*PROBLEMS*.
**1.** Answer these questions about the patch thread:
(a) What date and time are given for Rodrigo Vivi's message?
(b) Which macro is added directly to functions that meet the injectable functions requirements?
(c) Which configuration option does the thread name as required for modifying the return code at runtime?
**2.** Please echo the part of the patch thread starting with "[PATCH v2] drm/xe: Use" and going on through "initial question here...".

*PAGE*.
# # #

[PATCH v2] drm/xe: Use fault injection infrastructure to find issues at probe time
Rodrigo Vivi
rodrigo.vivi at intel.com
Thu Sep 26 18:43:23 UTC 2024
On Tue, Sep 24, 2024 at 02:58:43PM +0200, Francois Dugast wrote:
> On Mon, Sep 23, 2024 at 02:05:01PM -0400, Rodrigo Vivi wrote:
> > On Fri, Sep 20, 2024 at 03:18:34PM +0200, Francois Dugast wrote:
> > > The kernel fault injection infrastructure is used to test proper error
> > > handling during probe. In particular, ALLOW_ERROR_INJECTION() is added
> > > directly to functions which fullfill the injectable functions
> > > requirements:
> > > fault-injection.html#requirements-for-the-error-injectable-functions
> >
> > Okay, I read this. This was my biggest initial question here...
> >
> > >
> > > Otherwise a helper function is added and called in the beginning of the
> > > function where the fault is to be injected.
> > >
> > > The return code of the functions using ALLOW_ERROR_INJECTION() can be
> > > conditionnally modified at runtime by tuning some debugfs entries. This
> > > requires CONFIG_FUNCTION_ERROR_INJECTION (among others).

# # #

Some lines

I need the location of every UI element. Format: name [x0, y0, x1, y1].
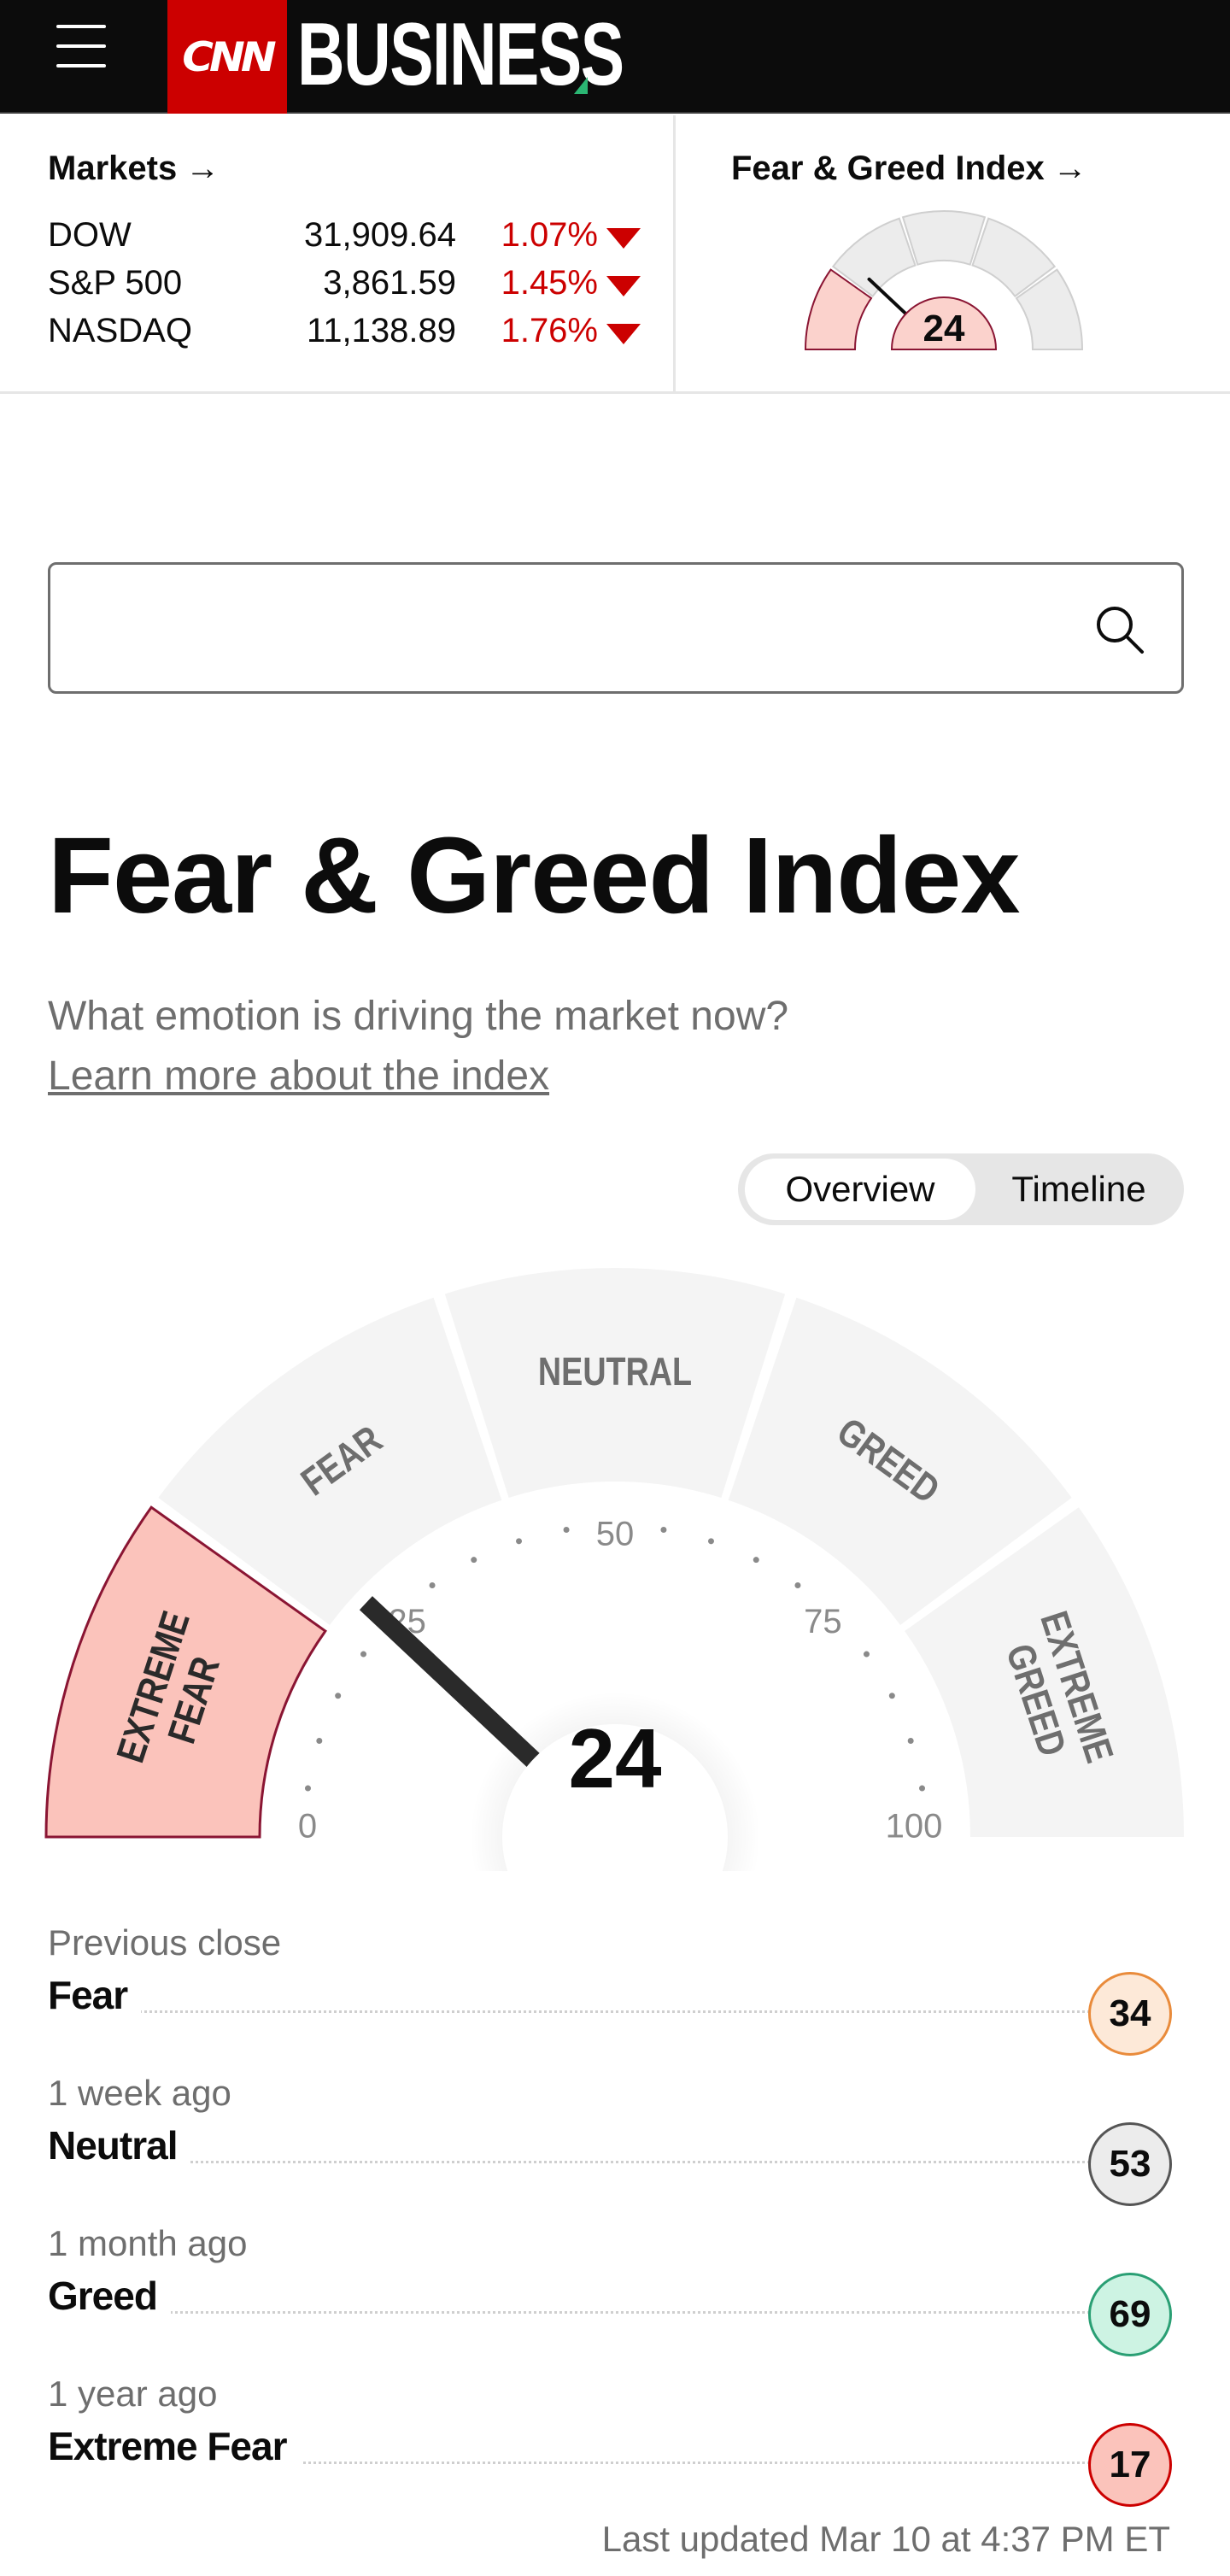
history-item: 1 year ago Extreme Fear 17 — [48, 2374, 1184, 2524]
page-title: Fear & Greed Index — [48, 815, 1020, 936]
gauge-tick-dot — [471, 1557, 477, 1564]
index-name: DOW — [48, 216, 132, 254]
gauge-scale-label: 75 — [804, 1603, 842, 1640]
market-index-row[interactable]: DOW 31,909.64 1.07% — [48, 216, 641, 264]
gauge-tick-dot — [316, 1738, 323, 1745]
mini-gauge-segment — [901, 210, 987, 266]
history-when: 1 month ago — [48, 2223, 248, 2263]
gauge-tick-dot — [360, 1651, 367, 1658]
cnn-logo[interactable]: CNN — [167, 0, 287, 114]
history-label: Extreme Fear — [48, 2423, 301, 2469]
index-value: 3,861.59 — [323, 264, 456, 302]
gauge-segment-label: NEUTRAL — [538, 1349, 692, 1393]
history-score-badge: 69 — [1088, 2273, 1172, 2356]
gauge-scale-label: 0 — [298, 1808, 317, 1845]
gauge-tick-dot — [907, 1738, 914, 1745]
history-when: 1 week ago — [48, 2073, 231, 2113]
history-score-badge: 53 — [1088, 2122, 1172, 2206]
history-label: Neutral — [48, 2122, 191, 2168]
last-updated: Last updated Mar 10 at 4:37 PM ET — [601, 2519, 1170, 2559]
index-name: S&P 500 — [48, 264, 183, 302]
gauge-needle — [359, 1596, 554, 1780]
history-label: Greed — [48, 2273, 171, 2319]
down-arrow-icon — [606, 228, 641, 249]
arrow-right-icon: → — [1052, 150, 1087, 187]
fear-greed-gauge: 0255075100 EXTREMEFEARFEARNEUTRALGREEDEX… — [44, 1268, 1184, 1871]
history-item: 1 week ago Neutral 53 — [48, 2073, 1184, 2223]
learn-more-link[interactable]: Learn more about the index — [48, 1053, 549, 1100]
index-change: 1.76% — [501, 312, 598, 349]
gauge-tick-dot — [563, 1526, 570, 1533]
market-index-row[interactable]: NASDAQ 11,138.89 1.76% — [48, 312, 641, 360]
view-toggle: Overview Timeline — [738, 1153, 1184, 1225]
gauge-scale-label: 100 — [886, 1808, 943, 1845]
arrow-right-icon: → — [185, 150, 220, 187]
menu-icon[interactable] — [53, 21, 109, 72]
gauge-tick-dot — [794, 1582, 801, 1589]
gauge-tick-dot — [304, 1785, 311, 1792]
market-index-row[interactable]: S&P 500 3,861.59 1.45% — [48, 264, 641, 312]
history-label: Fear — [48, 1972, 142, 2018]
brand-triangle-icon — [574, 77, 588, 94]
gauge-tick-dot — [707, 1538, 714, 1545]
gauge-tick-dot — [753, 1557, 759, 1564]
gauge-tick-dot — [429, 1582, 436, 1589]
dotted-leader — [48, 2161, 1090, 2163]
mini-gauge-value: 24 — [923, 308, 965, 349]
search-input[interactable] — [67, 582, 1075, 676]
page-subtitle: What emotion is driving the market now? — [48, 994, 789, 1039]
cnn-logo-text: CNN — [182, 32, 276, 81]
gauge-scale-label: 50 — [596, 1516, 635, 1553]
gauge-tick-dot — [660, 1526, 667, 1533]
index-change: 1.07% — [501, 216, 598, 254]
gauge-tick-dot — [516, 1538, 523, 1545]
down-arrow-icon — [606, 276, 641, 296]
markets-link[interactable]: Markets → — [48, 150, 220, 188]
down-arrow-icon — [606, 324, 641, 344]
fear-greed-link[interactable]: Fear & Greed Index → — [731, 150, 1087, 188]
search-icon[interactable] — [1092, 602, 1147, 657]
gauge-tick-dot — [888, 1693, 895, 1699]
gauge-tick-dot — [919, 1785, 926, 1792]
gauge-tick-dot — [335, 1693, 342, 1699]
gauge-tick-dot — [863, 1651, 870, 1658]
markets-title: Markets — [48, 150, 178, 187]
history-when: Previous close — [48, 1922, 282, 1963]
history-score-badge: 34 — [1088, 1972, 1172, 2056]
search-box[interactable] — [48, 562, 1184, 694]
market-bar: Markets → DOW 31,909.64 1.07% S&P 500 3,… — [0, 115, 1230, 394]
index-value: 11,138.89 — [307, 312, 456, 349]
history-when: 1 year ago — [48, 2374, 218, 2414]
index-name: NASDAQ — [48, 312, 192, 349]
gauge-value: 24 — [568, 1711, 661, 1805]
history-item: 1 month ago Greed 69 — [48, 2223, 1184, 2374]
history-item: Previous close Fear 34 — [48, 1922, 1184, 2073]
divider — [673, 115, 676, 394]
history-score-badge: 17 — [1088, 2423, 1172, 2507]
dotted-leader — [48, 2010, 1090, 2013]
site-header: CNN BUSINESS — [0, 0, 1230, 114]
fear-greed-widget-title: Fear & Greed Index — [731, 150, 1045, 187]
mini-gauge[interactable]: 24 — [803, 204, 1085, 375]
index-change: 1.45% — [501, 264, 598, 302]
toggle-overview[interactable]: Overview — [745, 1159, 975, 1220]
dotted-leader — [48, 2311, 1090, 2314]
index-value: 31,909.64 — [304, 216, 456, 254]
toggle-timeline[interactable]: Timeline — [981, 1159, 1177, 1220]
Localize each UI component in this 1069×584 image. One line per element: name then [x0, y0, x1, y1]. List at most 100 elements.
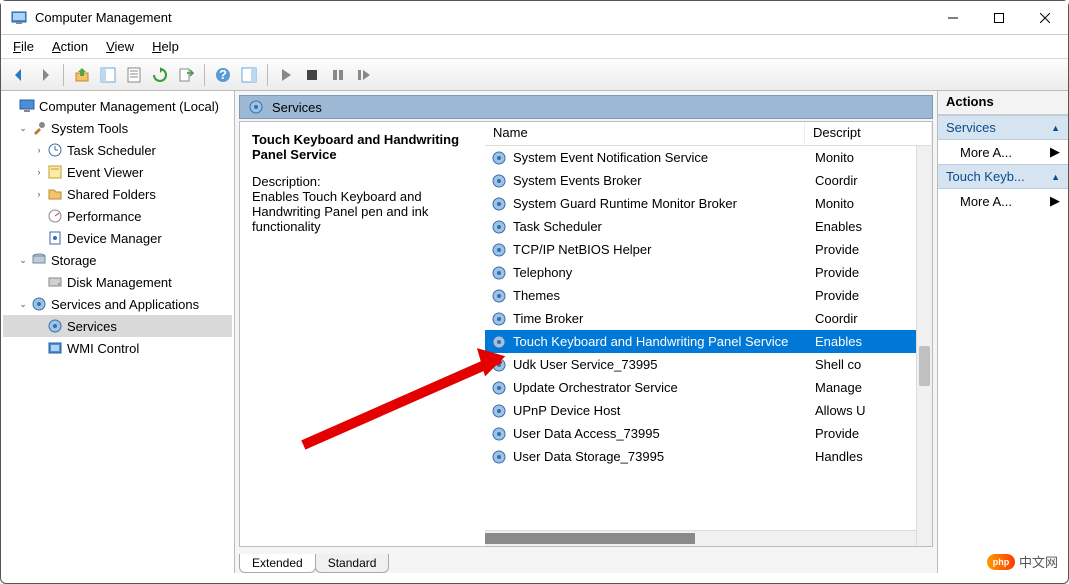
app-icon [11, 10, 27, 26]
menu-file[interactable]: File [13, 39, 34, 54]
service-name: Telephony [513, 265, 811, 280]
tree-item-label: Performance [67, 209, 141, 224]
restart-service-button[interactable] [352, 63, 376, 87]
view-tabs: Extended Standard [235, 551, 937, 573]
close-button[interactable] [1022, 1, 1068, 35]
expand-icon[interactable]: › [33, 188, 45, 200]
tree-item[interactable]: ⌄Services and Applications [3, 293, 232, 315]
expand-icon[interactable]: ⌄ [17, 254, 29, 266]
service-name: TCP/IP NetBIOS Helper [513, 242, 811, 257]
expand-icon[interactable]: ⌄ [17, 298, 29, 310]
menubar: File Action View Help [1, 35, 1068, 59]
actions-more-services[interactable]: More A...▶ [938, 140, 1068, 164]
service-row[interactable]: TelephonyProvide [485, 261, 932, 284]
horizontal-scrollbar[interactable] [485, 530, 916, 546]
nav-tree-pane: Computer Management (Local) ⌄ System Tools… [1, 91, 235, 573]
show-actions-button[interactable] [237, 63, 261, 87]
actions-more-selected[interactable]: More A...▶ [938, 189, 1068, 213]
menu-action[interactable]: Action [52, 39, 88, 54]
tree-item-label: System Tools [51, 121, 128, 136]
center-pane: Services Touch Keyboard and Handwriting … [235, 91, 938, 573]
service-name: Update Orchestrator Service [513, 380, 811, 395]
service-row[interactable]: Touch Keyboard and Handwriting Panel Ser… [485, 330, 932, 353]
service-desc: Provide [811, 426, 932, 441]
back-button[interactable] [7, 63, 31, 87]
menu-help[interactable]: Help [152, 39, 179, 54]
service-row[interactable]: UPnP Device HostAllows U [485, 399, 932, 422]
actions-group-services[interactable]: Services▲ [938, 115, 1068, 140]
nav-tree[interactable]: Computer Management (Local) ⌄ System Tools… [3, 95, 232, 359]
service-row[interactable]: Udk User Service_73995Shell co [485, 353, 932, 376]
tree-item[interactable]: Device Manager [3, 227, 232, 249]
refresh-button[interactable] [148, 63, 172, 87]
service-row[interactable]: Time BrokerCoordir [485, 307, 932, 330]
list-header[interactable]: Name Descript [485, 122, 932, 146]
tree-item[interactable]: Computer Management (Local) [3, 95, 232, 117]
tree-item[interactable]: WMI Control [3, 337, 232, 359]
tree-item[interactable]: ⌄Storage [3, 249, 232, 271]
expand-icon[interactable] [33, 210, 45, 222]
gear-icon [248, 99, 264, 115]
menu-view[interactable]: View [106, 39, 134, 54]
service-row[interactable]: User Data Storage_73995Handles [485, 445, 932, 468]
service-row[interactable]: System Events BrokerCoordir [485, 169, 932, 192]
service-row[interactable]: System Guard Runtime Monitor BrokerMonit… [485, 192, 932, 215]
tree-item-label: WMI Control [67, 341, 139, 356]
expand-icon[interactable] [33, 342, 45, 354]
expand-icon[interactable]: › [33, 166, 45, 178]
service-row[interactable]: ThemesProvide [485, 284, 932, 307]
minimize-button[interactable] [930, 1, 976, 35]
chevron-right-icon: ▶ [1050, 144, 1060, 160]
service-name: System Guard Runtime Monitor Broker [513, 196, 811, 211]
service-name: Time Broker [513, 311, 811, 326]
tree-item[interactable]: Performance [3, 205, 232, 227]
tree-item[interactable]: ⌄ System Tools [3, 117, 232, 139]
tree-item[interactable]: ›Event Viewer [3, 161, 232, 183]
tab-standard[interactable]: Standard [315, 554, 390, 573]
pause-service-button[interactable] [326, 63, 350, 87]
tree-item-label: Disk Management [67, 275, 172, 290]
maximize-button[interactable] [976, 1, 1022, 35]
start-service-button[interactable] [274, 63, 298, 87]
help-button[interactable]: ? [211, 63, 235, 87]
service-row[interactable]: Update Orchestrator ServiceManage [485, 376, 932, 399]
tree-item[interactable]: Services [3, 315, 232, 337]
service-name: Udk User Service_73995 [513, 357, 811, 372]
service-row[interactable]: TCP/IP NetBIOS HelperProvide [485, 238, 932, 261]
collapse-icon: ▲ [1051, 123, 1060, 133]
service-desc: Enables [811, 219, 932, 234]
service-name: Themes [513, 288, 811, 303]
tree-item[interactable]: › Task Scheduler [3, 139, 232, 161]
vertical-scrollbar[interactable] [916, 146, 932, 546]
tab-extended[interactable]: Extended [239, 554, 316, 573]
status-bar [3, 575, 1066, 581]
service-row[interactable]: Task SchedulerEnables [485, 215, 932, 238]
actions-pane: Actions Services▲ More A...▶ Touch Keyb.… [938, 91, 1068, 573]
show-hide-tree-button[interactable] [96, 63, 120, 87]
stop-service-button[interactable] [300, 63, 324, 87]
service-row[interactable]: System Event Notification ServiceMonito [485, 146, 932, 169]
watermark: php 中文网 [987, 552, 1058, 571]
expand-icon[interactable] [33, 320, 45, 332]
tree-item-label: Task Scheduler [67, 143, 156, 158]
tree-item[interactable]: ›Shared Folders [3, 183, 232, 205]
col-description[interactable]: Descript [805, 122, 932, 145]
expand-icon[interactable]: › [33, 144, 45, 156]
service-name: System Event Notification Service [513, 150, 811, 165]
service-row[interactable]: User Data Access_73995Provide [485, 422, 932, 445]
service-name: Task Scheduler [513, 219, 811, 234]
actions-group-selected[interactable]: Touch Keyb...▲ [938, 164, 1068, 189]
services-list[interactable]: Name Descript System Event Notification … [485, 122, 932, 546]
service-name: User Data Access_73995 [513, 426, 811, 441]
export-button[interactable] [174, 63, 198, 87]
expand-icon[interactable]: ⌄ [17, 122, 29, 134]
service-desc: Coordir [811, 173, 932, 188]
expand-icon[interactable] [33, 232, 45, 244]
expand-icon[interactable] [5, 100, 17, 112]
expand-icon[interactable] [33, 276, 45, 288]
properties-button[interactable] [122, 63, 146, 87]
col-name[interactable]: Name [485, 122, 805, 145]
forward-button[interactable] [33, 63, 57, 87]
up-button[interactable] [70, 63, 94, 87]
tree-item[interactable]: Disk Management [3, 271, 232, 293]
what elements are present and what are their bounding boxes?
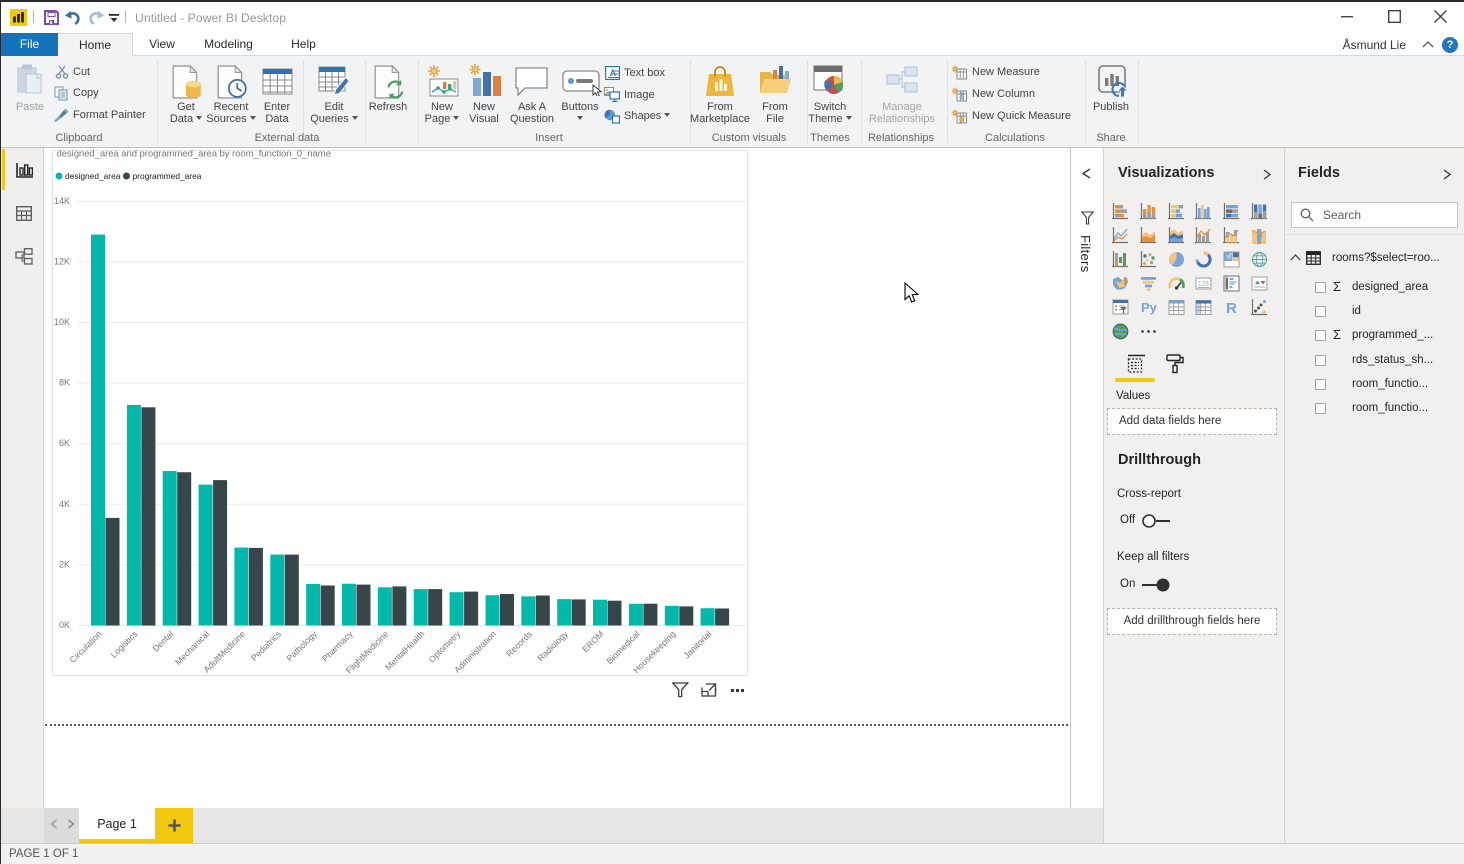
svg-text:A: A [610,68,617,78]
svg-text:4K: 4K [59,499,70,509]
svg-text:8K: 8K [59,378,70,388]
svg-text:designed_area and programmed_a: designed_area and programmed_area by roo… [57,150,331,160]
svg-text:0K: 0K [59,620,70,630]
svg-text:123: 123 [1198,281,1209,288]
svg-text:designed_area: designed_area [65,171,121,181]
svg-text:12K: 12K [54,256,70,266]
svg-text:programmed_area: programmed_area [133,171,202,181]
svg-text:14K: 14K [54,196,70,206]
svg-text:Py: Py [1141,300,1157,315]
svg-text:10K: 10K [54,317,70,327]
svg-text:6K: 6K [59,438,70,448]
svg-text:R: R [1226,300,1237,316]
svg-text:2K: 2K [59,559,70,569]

# # #

*FULL SOLUTIONS*.
**1.**
(a) Thu Sep 26 18:43:23 UTC 2024
(b) ALLOW_ERROR_INJECTION()
(c) CONFIG_FUNCTION_ERROR_INJECTION

**2.**
[PATCH v2] drm/xe: Use fault injection infrastructure to find issues at probe time
Rodrigo Vivi
rodrigo.vivi at intel.com
Thu Sep 26 18:43:23 UTC 2024
On Tue, Sep 24, 2024 at 02:58:43PM +0200, Francois Dugast wrote:
> On Mon, Sep 23, 2024 at 02:05:01PM -0400, Rodrigo Vivi wrote:
> > On Fri, Sep 20, 2024 at 03:18:34PM +0200, Francois Dugast wrote:
> > > The kernel fault injection infrastructure is used to test proper error
> > > handling during probe. In particular, ALLOW_ERROR_INJECTION() is added
> > > directly to functions which fullfill the injectable functions
> > > requirements:
> > > fault-injection.html#requirements-for-the-error-injectable-functions
> >
> > Okay, I read this. This was my biggest initial question here...